[Begin Items]

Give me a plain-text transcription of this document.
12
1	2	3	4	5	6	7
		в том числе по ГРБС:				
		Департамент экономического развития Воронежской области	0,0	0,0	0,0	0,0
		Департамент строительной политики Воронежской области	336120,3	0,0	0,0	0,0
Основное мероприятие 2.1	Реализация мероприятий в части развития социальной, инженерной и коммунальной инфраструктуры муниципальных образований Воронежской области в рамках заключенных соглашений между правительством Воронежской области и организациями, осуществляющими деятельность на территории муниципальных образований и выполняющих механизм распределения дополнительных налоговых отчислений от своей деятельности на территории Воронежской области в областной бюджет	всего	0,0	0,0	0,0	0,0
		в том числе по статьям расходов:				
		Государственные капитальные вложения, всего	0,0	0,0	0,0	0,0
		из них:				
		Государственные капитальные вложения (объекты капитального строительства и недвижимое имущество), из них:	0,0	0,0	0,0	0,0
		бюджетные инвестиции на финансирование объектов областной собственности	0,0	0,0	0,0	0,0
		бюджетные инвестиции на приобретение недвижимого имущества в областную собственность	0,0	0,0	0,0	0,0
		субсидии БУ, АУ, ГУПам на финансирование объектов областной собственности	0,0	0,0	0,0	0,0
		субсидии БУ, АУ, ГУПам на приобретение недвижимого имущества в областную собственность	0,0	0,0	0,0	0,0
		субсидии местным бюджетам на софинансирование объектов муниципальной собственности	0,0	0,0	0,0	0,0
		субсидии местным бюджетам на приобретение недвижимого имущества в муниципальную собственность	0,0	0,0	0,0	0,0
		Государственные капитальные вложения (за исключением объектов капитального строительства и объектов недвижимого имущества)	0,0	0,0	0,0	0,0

[End Items]
[Begin Items]

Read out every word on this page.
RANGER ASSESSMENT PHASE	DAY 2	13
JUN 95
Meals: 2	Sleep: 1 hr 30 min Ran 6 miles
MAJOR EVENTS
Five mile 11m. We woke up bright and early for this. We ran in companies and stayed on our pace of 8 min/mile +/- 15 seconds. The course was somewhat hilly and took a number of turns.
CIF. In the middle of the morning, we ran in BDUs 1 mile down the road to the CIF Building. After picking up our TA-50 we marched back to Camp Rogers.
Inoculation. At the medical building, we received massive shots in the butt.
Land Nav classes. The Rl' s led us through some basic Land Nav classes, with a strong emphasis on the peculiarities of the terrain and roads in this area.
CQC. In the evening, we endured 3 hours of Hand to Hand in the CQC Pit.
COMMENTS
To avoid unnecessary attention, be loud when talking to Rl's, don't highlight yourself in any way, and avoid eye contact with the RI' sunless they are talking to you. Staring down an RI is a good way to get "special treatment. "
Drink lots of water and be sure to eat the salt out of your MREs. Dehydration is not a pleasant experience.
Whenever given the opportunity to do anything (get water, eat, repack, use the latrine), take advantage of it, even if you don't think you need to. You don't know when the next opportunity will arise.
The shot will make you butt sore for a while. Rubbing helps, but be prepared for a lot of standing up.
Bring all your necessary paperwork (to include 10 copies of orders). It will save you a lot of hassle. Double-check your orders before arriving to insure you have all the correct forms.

[End Items]

__Exercise prompt__.
Copy all lines above containing the string "ГУПам".

__Complete response__.
		субсидии БУ, АУ, ГУПам на финансирование объектов областной собственности	0,0	0,0	0,0	0,0
		субсидии БУ, АУ, ГУПам на приобретение недвижимого имущества в областную собственность	0,0	0,0	0,0	0,0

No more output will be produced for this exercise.